▶ WRITTEN INSTRUCTION: Reproduce the complete listing without any deviation.

▶ DATA FOR THE TASK:
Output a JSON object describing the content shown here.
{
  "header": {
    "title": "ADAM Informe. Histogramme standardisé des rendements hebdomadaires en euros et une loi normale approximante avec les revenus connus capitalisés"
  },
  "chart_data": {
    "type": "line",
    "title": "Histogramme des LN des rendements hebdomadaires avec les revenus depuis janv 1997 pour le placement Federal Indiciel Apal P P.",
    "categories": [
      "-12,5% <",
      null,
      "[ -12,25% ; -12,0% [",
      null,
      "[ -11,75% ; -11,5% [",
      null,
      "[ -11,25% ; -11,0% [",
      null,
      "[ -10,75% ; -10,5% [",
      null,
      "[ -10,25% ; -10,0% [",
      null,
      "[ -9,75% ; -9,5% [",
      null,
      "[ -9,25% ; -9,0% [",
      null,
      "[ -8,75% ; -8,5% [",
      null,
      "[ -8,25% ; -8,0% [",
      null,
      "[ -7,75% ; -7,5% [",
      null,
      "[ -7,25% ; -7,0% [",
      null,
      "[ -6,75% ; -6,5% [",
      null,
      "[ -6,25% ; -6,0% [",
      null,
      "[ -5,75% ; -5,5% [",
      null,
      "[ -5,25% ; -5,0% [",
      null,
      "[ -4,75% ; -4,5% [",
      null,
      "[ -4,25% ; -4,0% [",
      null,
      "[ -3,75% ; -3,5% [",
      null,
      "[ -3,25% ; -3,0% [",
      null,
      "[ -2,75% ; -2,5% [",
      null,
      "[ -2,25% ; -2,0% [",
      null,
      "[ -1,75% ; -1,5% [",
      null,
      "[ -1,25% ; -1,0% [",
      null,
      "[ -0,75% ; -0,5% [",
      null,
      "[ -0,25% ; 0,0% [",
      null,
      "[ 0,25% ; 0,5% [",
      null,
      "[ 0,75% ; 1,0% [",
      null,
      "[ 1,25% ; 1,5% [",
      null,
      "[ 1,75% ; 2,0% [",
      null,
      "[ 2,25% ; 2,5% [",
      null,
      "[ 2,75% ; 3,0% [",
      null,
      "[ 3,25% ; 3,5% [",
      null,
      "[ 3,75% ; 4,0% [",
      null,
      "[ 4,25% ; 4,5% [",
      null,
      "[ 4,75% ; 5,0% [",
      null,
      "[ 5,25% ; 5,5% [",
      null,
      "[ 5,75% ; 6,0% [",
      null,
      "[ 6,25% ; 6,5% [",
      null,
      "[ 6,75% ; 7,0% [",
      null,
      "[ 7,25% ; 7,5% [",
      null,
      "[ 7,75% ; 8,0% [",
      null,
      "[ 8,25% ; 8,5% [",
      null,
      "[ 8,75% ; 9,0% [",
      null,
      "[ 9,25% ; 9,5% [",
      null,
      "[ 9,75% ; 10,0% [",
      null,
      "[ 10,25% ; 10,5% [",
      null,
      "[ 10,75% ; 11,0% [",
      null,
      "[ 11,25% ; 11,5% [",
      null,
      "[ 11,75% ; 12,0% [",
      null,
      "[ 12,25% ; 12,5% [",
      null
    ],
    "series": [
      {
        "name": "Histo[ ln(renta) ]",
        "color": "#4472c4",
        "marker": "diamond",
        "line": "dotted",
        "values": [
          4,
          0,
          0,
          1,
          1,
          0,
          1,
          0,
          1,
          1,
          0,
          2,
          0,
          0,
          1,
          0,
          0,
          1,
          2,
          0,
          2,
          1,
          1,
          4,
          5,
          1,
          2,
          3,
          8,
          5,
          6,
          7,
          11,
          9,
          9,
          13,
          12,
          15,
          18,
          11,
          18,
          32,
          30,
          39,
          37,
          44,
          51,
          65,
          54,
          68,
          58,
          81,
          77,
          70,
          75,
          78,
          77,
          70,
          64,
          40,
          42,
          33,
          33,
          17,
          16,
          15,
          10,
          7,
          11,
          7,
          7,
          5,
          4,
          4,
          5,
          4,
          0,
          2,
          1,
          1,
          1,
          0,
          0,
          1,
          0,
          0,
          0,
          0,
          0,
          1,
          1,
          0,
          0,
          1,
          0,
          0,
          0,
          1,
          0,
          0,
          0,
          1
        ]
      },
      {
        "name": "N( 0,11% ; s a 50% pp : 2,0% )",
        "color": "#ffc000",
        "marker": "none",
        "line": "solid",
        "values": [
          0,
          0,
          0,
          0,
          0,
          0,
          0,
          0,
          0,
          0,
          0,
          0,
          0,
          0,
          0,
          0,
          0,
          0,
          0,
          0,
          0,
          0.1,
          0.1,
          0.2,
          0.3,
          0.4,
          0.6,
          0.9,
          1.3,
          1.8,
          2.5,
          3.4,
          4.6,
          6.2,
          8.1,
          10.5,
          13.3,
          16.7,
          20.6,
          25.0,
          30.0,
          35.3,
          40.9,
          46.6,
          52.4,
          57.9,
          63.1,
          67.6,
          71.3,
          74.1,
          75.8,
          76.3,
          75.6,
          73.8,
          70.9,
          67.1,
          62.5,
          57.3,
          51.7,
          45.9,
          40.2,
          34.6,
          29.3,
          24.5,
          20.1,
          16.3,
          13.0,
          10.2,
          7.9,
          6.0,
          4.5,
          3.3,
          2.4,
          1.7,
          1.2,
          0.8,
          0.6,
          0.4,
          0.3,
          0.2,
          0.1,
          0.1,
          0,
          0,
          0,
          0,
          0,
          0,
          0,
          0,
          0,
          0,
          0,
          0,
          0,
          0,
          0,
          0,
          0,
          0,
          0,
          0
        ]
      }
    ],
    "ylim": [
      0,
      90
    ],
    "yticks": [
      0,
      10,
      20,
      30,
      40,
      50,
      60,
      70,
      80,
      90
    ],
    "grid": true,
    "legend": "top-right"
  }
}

▶ EXPECTED ANSWER:
Output a JSON object describing the content shown here.
{
  "header": {
    "title": "ADAM Informe. Histogramme standardisé des rendements hebdomadaires en euros et une loi normale approximante avec les revenus connus capitalisés"
  },
  "chart_data": {
    "type": "line",
    "title": "Histogramme des LN des rendements hebdomadaires avec les revenus depuis janv 1997 pour le placement Federal Indiciel Apal P P.",
    "categories": [
      "-12,5% <",
      null,
      "[ -12,25% ; -12,0% [",
      null,
      "[ -11,75% ; -11,5% [",
      null,
      "[ -11,25% ; -11,0% [",
      null,
      "[ -10,75% ; -10,5% [",
      null,
      "[ -10,25% ; -10,0% [",
      null,
      "[ -9,75% ; -9,5% [",
      null,
      "[ -9,25% ; -9,0% [",
      null,
      "[ -8,75% ; -8,5% [",
      null,
      "[ -8,25% ; -8,0% [",
      null,
      "[ -7,75% ; -7,5% [",
      null,
      "[ -7,25% ; -7,0% [",
      null,
      "[ -6,75% ; -6,5% [",
      null,
      "[ -6,25% ; -6,0% [",
      null,
      "[ -5,75% ; -5,5% [",
      null,
      "[ -5,25% ; -5,0% [",
      null,
      "[ -4,75% ; -4,5% [",
      null,
      "[ -4,25% ; -4,0% [",
      null,
      "[ -3,75% ; -3,5% [",
      null,
      "[ -3,25% ; -3,0% [",
      null,
      "[ -2,75% ; -2,5% [",
      null,
      "[ -2,25% ; -2,0% [",
      null,
      "[ -1,75% ; -1,5% [",
      null,
      "[ -1,25% ; -1,0% [",
      null,
      "[ -0,75% ; -0,5% [",
      null,
      "[ -0,25% ; 0,0% [",
      null,
      "[ 0,25% ; 0,5% [",
      null,
      "[ 0,75% ; 1,0% [",
      null,
      "[ 1,25% ; 1,5% [",
      null,
      "[ 1,75% ; 2,0% [",
      null,
      "[ 2,25% ; 2,5% [",
      null,
      "[ 2,75% ; 3,0% [",
      null,
      "[ 3,25% ; 3,5% [",
      null,
      "[ 3,75% ; 4,0% [",
      null,
      "[ 4,25% ; 4,5% [",
      null,
      "[ 4,75% ; 5,0% [",
      null,
      "[ 5,25% ; 5,5% [",
      null,
      "[ 5,75% ; 6,0% [",
      null,
      "[ 6,25% ; 6,5% [",
      null,
      "[ 6,75% ; 7,0% [",
      null,
      "[ 7,25% ; 7,5% [",
      null,
      "[ 7,75% ; 8,0% [",
      null,
      "[ 8,25% ; 8,5% [",
      null,
      "[ 8,75% ; 9,0% [",
      null,
      "[ 9,25% ; 9,5% [",
      null,
      "[ 9,75% ; 10,0% [",
      null,
      "[ 10,25% ; 10,5% [",
      null,
      "[ 10,75% ; 11,0% [",
      null,
      "[ 11,25% ; 11,5% [",
      null,
      "[ 11,75% ; 12,0% [",
      null,
      "[ 12,25% ; 12,5% [",
      null
    ],
    "series": [
      {
        "name": "Histo[ ln(renta) ]",
        "color": "#4472c4",
        "marker": "diamond",
        "line": "dotted",
        "values": [
          4,
          0,
          0,
          1,
          1,
          0,
          1,
          0,
          1,
          1,
          0,
          2,
          0,
          0,
          1,
          0,
          0,
          1,
          2,
          0,
          2,
          1,
          1,
          4,
          5,
          1,
          2,
          3,
          8,
          5,
          6,
          7,
          11,
          9,
          9,
          13,
          12,
          15,
          18,
          11,
          18,
          32,
          30,
          39,
          37,
          44,
          51,
          65,
          54,
          68,
          58,
          81,
          77,
          70,
          75,
          78,
          77,
          70,
          64,
          40,
          42,
          33,
          33,
          17,
          16,
          15,
          10,
          7,
          11,
          7,
          7,
          5,
          4,
          4,
          5,
          4,
          0,
          2,
          1,
          1,
          1,
          0,
          0,
          1,
          0,
          0,
          0,
          0,
          0,
          1,
          1,
          0,
          0,
          1,
          0,
          0,
          0,
          1,
          0,
          0,
          0,
          1
        ]
      },
      {
        "name": "N( 0,11% ; s a 50% pp : 2,0% )",
        "color": "#ffc000",
        "marker": "none",
        "line": "solid",
        "values": [
          0,
          0,
          0,
          0,
          0,
          0,
          0,
          0,
          0,
          0,
          0,
          0,
          0,
          0,
          0,
          0,
          0,
          0,
          0,
          0,
          0,
          0.1,
          0.1,
          0.2,
          0.3,
          0.4,
          0.6,
          0.9,
          1.3,
          1.8,
          2.5,
          3.4,
          4.6,
          6.2,
          8.1,
          10.5,
          13.3,
          16.7,
          20.6,
          25.0,
          30.0,
          35.3,
          40.9,
          46.6,
          52.4,
          57.9,
          63.1,
          67.6,
          71.3,
          74.1,
          75.8,
          76.3,
          75.6,
          73.8,
          70.9,
          67.1,
          62.5,
          57.3,
          51.7,
          45.9,
          40.2,
          34.6,
          29.3,
          24.5,
          20.1,
          16.3,
          13.0,
          10.2,
          7.9,
          6.0,
          4.5,
          3.3,
          2.4,
          1.7,
          1.2,
          0.8,
          0.6,
          0.4,
          0.3,
          0.2,
          0.1,
          0.1,
          0,
          0,
          0,
          0,
          0,
          0,
          0,
          0,
          0,
          0,
          0,
          0,
          0,
          0,
          0,
          0,
          0,
          0,
          0,
          0
        ]
      }
    ],
    "ylim": [
      0,
      90
    ],
    "yticks": [
      0,
      10,
      20,
      30,
      40,
      50,
      60,
      70,
      80,
      90
    ],
    "grid": true,
    "legend": "top-right"
  }
}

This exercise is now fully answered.